Figure collection entries

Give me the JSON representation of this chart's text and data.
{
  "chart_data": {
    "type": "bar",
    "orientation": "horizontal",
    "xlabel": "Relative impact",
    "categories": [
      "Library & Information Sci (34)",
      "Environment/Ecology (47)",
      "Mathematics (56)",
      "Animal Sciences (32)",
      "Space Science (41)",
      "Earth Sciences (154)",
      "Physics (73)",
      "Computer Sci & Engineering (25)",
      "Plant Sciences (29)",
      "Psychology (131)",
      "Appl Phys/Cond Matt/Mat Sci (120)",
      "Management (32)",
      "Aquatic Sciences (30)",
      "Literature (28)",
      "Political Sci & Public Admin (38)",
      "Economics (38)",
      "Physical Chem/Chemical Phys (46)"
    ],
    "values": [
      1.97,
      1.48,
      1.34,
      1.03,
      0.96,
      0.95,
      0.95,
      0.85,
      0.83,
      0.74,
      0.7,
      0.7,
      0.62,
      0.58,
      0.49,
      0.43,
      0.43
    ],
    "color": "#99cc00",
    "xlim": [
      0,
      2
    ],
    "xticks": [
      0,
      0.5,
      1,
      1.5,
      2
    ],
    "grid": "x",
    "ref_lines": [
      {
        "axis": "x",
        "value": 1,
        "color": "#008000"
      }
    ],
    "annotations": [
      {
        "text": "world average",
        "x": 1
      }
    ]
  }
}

## Task
Pull every line containing "text" out of the data above.

## Expected answer
Give me the JSON representation of this chart's text and data.
        "text": "world average",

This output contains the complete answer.